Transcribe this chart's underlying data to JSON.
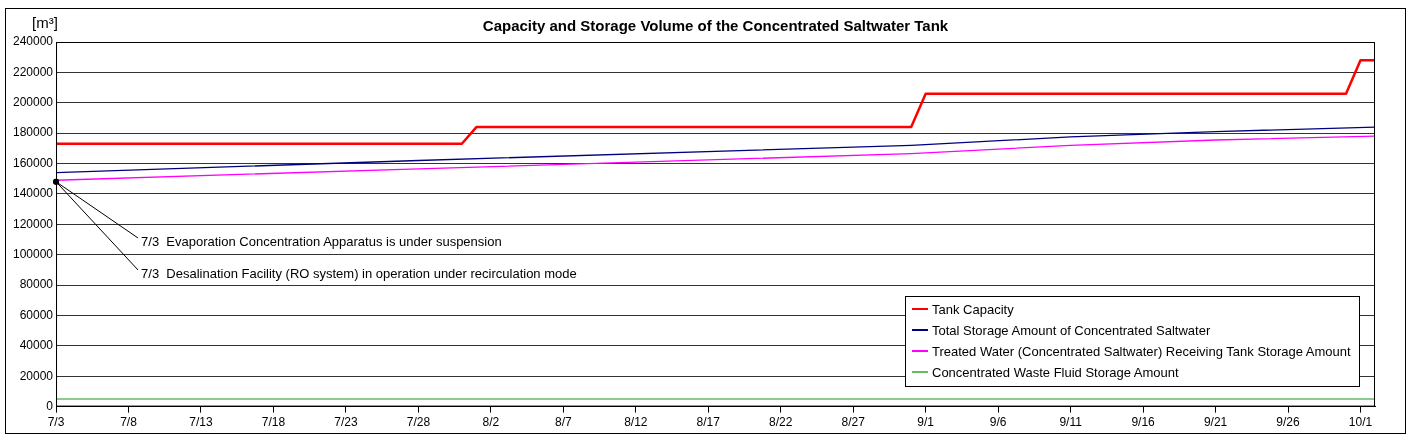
{
  "chart_data": {
    "type": "line",
    "title": "Capacity and Storage Volume of the Concentrated Saltwater Tank",
    "ylabel": "[m³]",
    "xlim": [
      "--07-03",
      "--10-02"
    ],
    "xticks": [
      {
        "value": "--07-03",
        "label": "7/3"
      },
      {
        "value": "--07-08",
        "label": "7/8"
      },
      {
        "value": "--07-13",
        "label": "7/13"
      },
      {
        "value": "--07-18",
        "label": "7/18"
      },
      {
        "value": "--07-23",
        "label": "7/23"
      },
      {
        "value": "--07-28",
        "label": "7/28"
      },
      {
        "value": "--08-02",
        "label": "8/2"
      },
      {
        "value": "--08-07",
        "label": "8/7"
      },
      {
        "value": "--08-12",
        "label": "8/12"
      },
      {
        "value": "--08-17",
        "label": "8/17"
      },
      {
        "value": "--08-22",
        "label": "8/22"
      },
      {
        "value": "--08-27",
        "label": "8/27"
      },
      {
        "value": "--09-01",
        "label": "9/1"
      },
      {
        "value": "--09-06",
        "label": "9/6"
      },
      {
        "value": "--09-11",
        "label": "9/11"
      },
      {
        "value": "--09-16",
        "label": "9/16"
      },
      {
        "value": "--09-21",
        "label": "9/21"
      },
      {
        "value": "--09-26",
        "label": "9/26"
      },
      {
        "value": "--10-01",
        "label": "10/1"
      }
    ],
    "ylim": [
      0,
      240000
    ],
    "yticks": [
      0,
      20000,
      40000,
      60000,
      80000,
      100000,
      120000,
      140000,
      160000,
      180000,
      200000,
      220000,
      240000
    ],
    "grid": "y",
    "legend": "bottom right",
    "marker": "none",
    "line_style": "solid",
    "series": [
      {
        "name": "Tank Capacity",
        "color": "#ff0000",
        "x": [
          "--07-03",
          "--07-31",
          "--08-01",
          "--08-31",
          "--09-01",
          "--09-30",
          "--10-01",
          "--10-02"
        ],
        "values": [
          173000,
          173000,
          184000,
          184000,
          206000,
          206000,
          228000,
          228000
        ]
      },
      {
        "name": "Total Storage Amount of Concentrated Saltwater",
        "color": "#000080",
        "x": [
          "--07-03",
          "--07-28",
          "--08-31",
          "--09-11",
          "--09-21",
          "--10-02"
        ],
        "values": [
          154000,
          162000,
          172000,
          177500,
          181000,
          184000
        ]
      },
      {
        "name": "Treated Water (Concentrated Saltwater) Receiving Tank Storage Amount",
        "color": "#ff00ff",
        "x": [
          "--07-03",
          "--07-28",
          "--08-31",
          "--09-11",
          "--09-21",
          "--10-02"
        ],
        "values": [
          149000,
          156500,
          166500,
          172000,
          175500,
          178000
        ]
      },
      {
        "name": "Concentrated Waste Fluid Storage Amount",
        "color": "#66bb66",
        "x": [
          "--07-03",
          "--10-02"
        ],
        "values": [
          5000,
          5000
        ]
      }
    ],
    "annotations": [
      {
        "text": "7/3  Evaporation Concentration Apparatus is under suspension",
        "x": "--07-03",
        "y": 148000
      },
      {
        "text": "7/3  Desalination Facility (RO system) in operation under recirculation mode",
        "x": "--07-03",
        "y": 148000
      }
    ]
  }
}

Exercise
Scan the listing above. Collect all lines with the word "text".

Worked solution
        "text": "7/3  Evaporation Concentration Apparatus is under suspension",
        "text": "7/3  Desalination Facility (RO system) in operation under recirculation mode",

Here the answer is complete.